(Stored records)

_ _ _

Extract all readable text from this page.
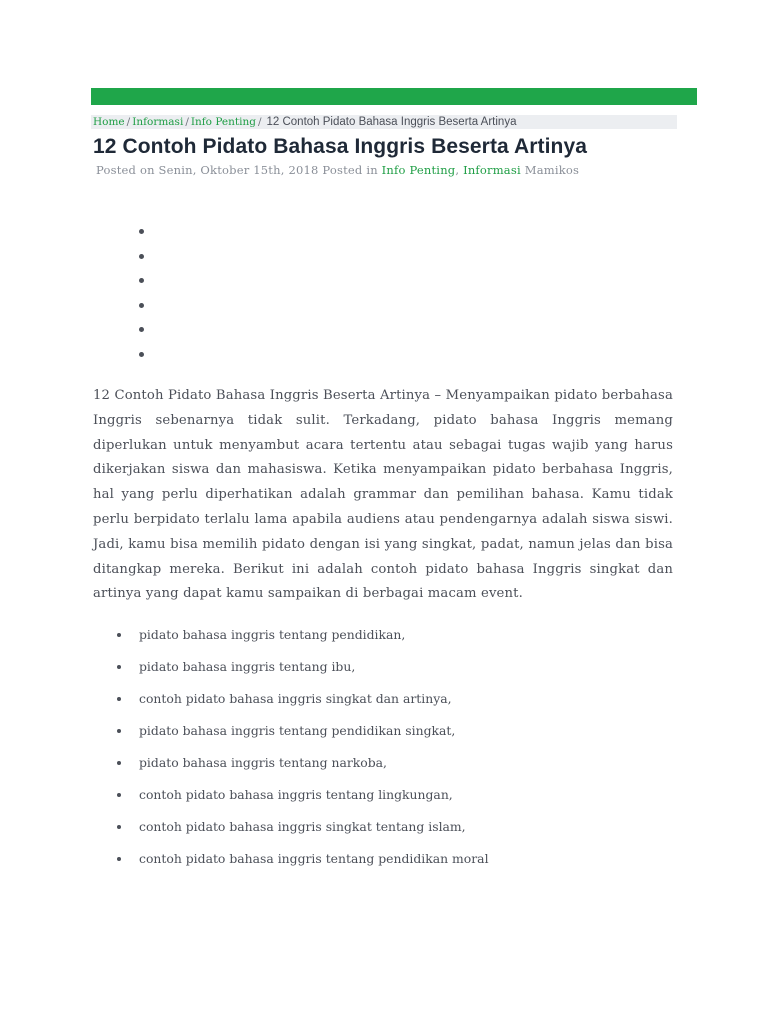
Home / Informasi / Info Penting / 12 Contoh Pidato Bahasa Inggris Beserta Artinya
12 Contoh Pidato Bahasa Inggris Beserta Artinya
Posted on Senin, Oktober 15th, 2018 Posted in Info Penting, Informasi Mamikos

12 Contoh Pidato Bahasa Inggris Beserta Artinya – Menyampaikan pidato berbahasa Inggris sebenarnya tidak sulit. Terkadang, pidato bahasa Inggris memang diperlukan untuk menyambut acara tertentu atau sebagai tugas wajib yang harus dikerjakan siswa dan mahasiswa. Ketika menyampaikan pidato berbahasa Inggris, hal yang perlu diperhatikan adalah grammar dan pemilihan bahasa. Kamu tidak perlu berpidato terlalu lama apabila audiens atau pendengarnya adalah siswa siswi. Jadi, kamu bisa memilih pidato dengan isi yang singkat, padat, namun jelas dan bisa ditangkap mereka. Berikut ini adalah contoh pidato bahasa Inggris singkat dan artinya yang dapat kamu sampaikan di berbagai macam event.

pidato bahasa inggris tentang pendidikan,
pidato bahasa inggris tentang ibu,
contoh pidato bahasa inggris singkat dan artinya,
pidato bahasa inggris tentang pendidikan singkat,
pidato bahasa inggris tentang narkoba,
contoh pidato bahasa inggris tentang lingkungan,
contoh pidato bahasa inggris singkat tentang islam,
contoh pidato bahasa inggris tentang pendidikan moral
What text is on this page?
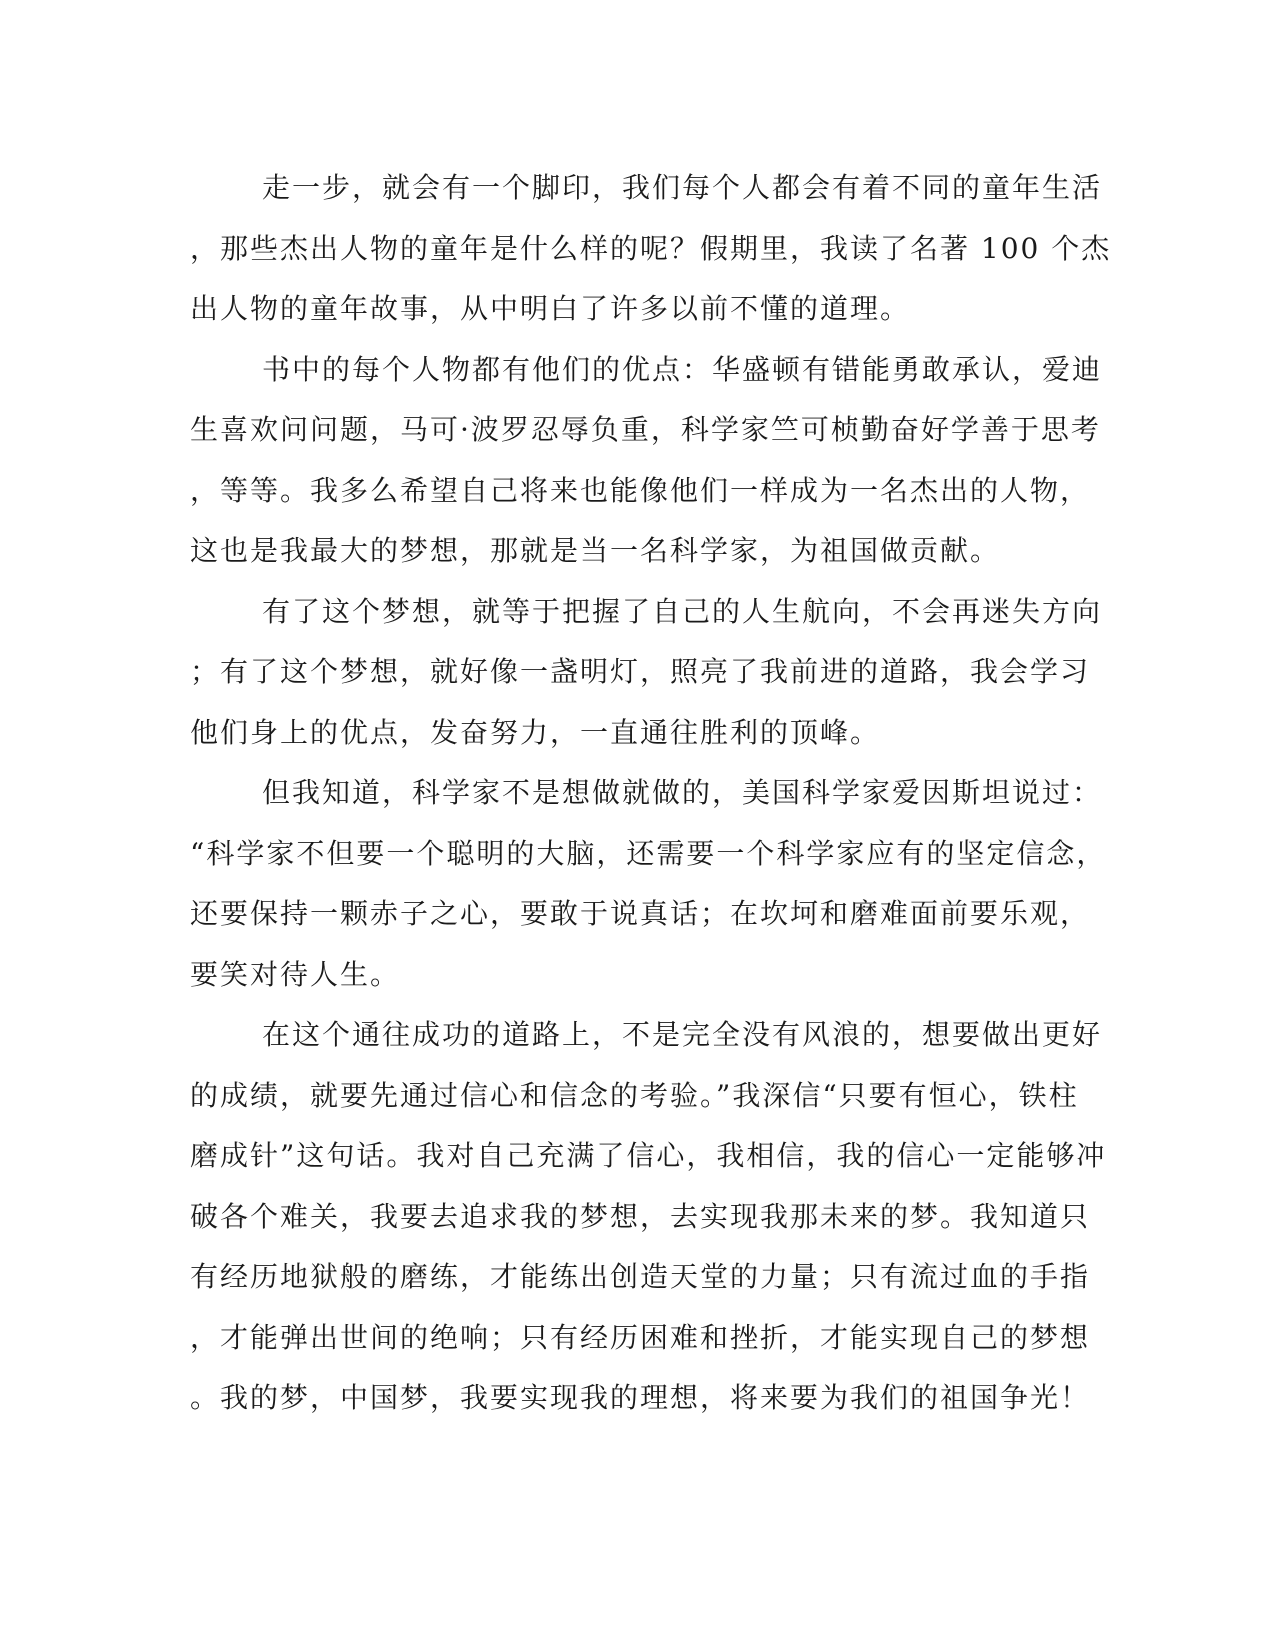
走一步，就会有一个脚印，我们每个人都会有着不同的童年生活
，那些杰出人物的童年是什么样的呢？假期里，我读了名著 100 个杰
出人物的童年故事，从中明白了许多以前不懂的道理。
书中的每个人物都有他们的优点：华盛顿有错能勇敢承认，爱迪
生喜欢问问题，马可·波罗忍辱负重，科学家竺可桢勤奋好学善于思考
，等等。我多么希望自己将来也能像他们一样成为一名杰出的人物，
这也是我最大的梦想，那就是当一名科学家，为祖国做贡献。
有了这个梦想，就等于把握了自己的人生航向，不会再迷失方向
；有了这个梦想，就好像一盏明灯，照亮了我前进的道路，我会学习
他们身上的优点，发奋努力，一直通往胜利的顶峰。
但我知道，科学家不是想做就做的，美国科学家爱因斯坦说过：
“科学家不但要一个聪明的大脑，还需要一个科学家应有的坚定信念，
还要保持一颗赤子之心，要敢于说真话；在坎坷和磨难面前要乐观，
要笑对待人生。
在这个通往成功的道路上，不是完全没有风浪的，想要做出更好
的成绩，就要先通过信心和信念的考验。”我深信“只要有恒心，铁柱
磨成针”这句话。我对自己充满了信心，我相信，我的信心一定能够冲
破各个难关，我要去追求我的梦想，去实现我那未来的梦。我知道只
有经历地狱般的磨练，才能练出创造天堂的力量；只有流过血的手指
，才能弹出世间的绝响；只有经历困难和挫折，才能实现自己的梦想
。我的梦，中国梦，我要实现我的理想，将来要为我们的祖国争光！
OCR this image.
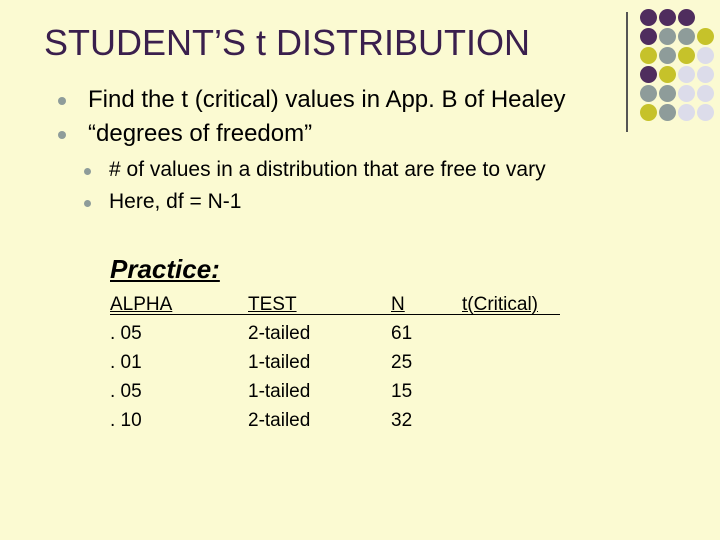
STUDENT’S t DISTRIBUTION
Find the t (critical) values in App. B of Healey
“degrees of freedom”
# of values in a distribution that are free to vary
Here, df = N-1
Practice:
ALPHA
. 05
. 01
. 05
. 10
TEST
2-tailed
1-tailed
1-tailed
2-tailed
N
61
25
15
32
t(Critical)
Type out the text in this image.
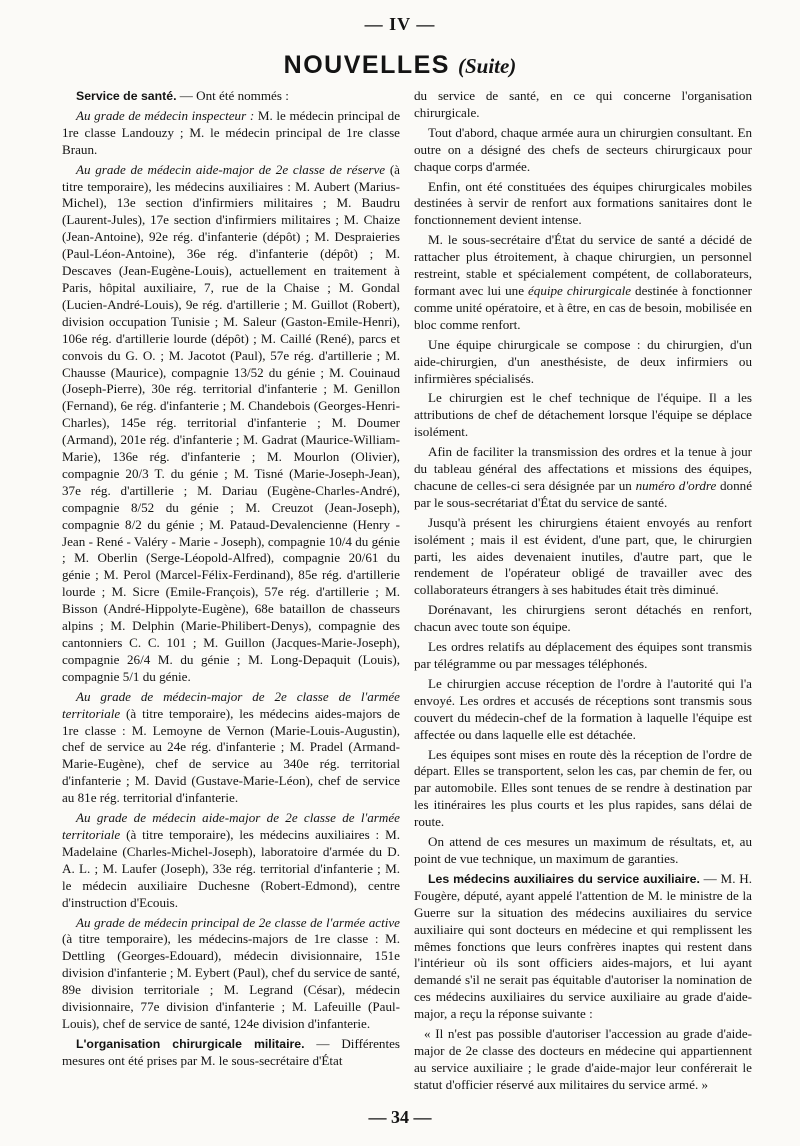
— IV —
NOUVELLES (Suite)

Service de santé. — Ont été nommés :

Au grade de médecin inspecteur : M. le médecin principal de 1re classe Landouzy ; M. le médecin principal de 1re classe Braun.

Au grade de médecin aide-major de 2e classe de réserve (à titre temporaire), les médecins auxiliaires : M. Aubert (Marius-Michel), 13e section d'infirmiers militaires ; M. Baudru (Laurent-Jules), 17e section d'infirmiers militaires ; M. Chaize (Jean-Antoine), 92e rég. d'infanterie (dépôt) ; M. Despraieries (Paul-Léon-Antoine), 36e rég. d'infanterie (dépôt) ; M. Descaves (Jean-Eugène-Louis), actuellement en traitement à Paris, hôpital auxiliaire, 7, rue de la Chaise ; M. Gondal (Lucien-André-Louis), 9e rég. d'artillerie ; M. Guillot (Robert), division occupation Tunisie ; M. Saleur (Gaston-Emile-Henri), 106e rég. d'artillerie lourde (dépôt) ; M. Caillé (René), parcs et convois du G. O. ; M. Jacotot (Paul), 57e rég. d'artillerie ; M. Chausse (Maurice), compagnie 13/52 du génie ; M. Couinaud (Joseph-Pierre), 30e rég. territorial d'infanterie ; M. Genillon (Fernand), 6e rég. d'infanterie ; M. Chandebois (Georges-Henri-Charles), 145e rég. territorial d'infanterie ; M. Doumer (Armand), 201e rég. d'infanterie ; M. Gadrat (Maurice-William-Marie), 136e rég. d'infanterie ; M. Mourlon (Olivier), compagnie 20/3 T. du génie ; M. Tisné (Marie-Joseph-Jean), 37e rég. d'artillerie ; M. Dariau (Eugène-Charles-André), compagnie 8/52 du génie ; M. Creuzot (Jean-Joseph), compagnie 8/2 du génie ; M. Pataud-Devalencienne (Henry - Jean - René - Valéry - Marie - Joseph), compagnie 10/4 du génie ; M. Oberlin (Serge-Léopold-Alfred), compagnie 20/61 du génie ; M. Perol (Marcel-Félix-Ferdinand), 85e rég. d'artillerie lourde ; M. Sicre (Emile-François), 57e rég. d'artillerie ; M. Bisson (André-Hippolyte-Eugène), 68e bataillon de chasseurs alpins ; M. Delphin (Marie-Philibert-Denys), compagnie des cantonniers C. C. 101 ; M. Guillon (Jacques-Marie-Joseph), compagnie 26/4 M. du génie ; M. Long-Depaquit (Louis), compagnie 5/1 du génie.

Au grade de médecin-major de 2e classe de l'armée territoriale (à titre temporaire), les médecins aides-majors de 1re classe : M. Lemoyne de Vernon (Marie-Louis-Augustin), chef de service au 24e rég. d'infanterie ; M. Pradel (Armand-Marie-Eugène), chef de service au 340e rég. territorial d'infanterie ; M. David (Gustave-Marie-Léon), chef de service au 81e rég. territorial d'infanterie.

Au grade de médecin aide-major de 2e classe de l'armée territoriale (à titre temporaire), les médecins auxiliaires : M. Madelaine (Charles-Michel-Joseph), laboratoire d'armée du D. A. L. ; M. Laufer (Joseph), 33e rég. territorial d'infanterie ; M. le médecin auxiliaire Duchesne (Robert-Edmond), centre d'instruction d'Ecouis.

Au grade de médecin principal de 2e classe de l'armée active (à titre temporaire), les médecins-majors de 1re classe : M. Dettling (Georges-Edouard), médecin divisionnaire, 151e division d'infanterie ; M. Eybert (Paul), chef du service de santé, 89e division territoriale ; M. Legrand (César), médecin divisionnaire, 77e division d'infanterie ; M. Lafeuille (Paul-Louis), chef de service de santé, 124e division d'infanterie.

L'organisation chirurgicale militaire. — Différentes mesures ont été prises par M. le sous-secrétaire d'État

du service de santé, en ce qui concerne l'organisation chirurgicale.

Tout d'abord, chaque armée aura un chirurgien consultant. En outre on a désigné des chefs de secteurs chirurgicaux pour chaque corps d'armée.

Enfin, ont été constituées des équipes chirurgicales mobiles destinées à servir de renfort aux formations sanitaires dont le fonctionnement devient intense.

M. le sous-secrétaire d'État du service de santé a décidé de rattacher plus étroitement, à chaque chirurgien, un personnel restreint, stable et spécialement compétent, de collaborateurs, formant avec lui une équipe chirurgicale destinée à fonctionner comme unité opératoire, et à être, en cas de besoin, mobilisée en bloc comme renfort.

Une équipe chirurgicale se compose : du chirurgien, d'un aide-chirurgien, d'un anesthésiste, de deux infirmiers ou infirmières spécialisés.

Le chirurgien est le chef technique de l'équipe. Il a les attributions de chef de détachement lorsque l'équipe se déplace isolément.

Afin de faciliter la transmission des ordres et la tenue à jour du tableau général des affectations et missions des équipes, chacune de celles-ci sera désignée par un numéro d'ordre donné par le sous-secrétariat d'État du service de santé.

Jusqu'à présent les chirurgiens étaient envoyés au renfort isolément ; mais il est évident, d'une part, que, le chirurgien parti, les aides devenaient inutiles, d'autre part, que le rendement de l'opérateur obligé de travailler avec des collaborateurs étrangers à ses habitudes était très diminué.

Dorénavant, les chirurgiens seront détachés en renfort, chacun avec toute son équipe.

Les ordres relatifs au déplacement des équipes sont transmis par télégramme ou par messages téléphonés.

Le chirurgien accuse réception de l'ordre à l'autorité qui l'a envoyé. Les ordres et accusés de réceptions sont transmis sous couvert du médecin-chef de la formation à laquelle l'équipe est affectée ou dans laquelle elle est détachée.

Les équipes sont mises en route dès la réception de l'ordre de départ. Elles se transportent, selon les cas, par chemin de fer, ou par automobile. Elles sont tenues de se rendre à destination par les itinéraires les plus courts et les plus rapides, sans délai de route.

On attend de ces mesures un maximum de résultats, et, au point de vue technique, un maximum de garanties.

Les médecins auxiliaires du service auxiliaire. — M. H. Fougère, député, ayant appelé l'attention de M. le ministre de la Guerre sur la situation des médecins auxiliaires du service auxiliaire qui sont docteurs en médecine et qui remplissent les mêmes fonctions que leurs confrères inaptes qui restent dans l'intérieur où ils sont officiers aides-majors, et lui ayant demandé s'il ne serait pas équitable d'autoriser la nomination de ces médecins auxiliaires du service auxiliaire au grade d'aide-major, a reçu la réponse suivante :

« Il n'est pas possible d'autoriser l'accession au grade d'aide-major de 2e classe des docteurs en médecine qui appartiennent au service auxiliaire ; le grade d'aide-major leur conférerait le statut d'officier réservé aux militaires du service armé. »

— 34 —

_ _ _

_Challenge_.
Pull out the lines above in which the word "équipes" appears.

_Answer to this problem_.
Enfin, ont été constituées des équipes chirurgicales mobiles destinées à servir de renfort aux formations sanitaires dont le fonctionnement devient intense.
Afin de faciliter la transmission des ordres et la tenue à jour du tableau général des affectations et missions des équipes, chacune de celles-ci sera désignée par un numéro d'ordre donné par le sous-secrétariat d'État du service de santé.
Les ordres relatifs au déplacement des équipes sont transmis par télégramme ou par messages téléphonés.
Les équipes sont mises en route dès la réception de l'ordre de départ. Elles se transportent, selon les cas, par chemin de fer, ou par automobile. Elles sont tenues de se rendre à destination par les itinéraires les plus courts et les plus rapides, sans délai de route.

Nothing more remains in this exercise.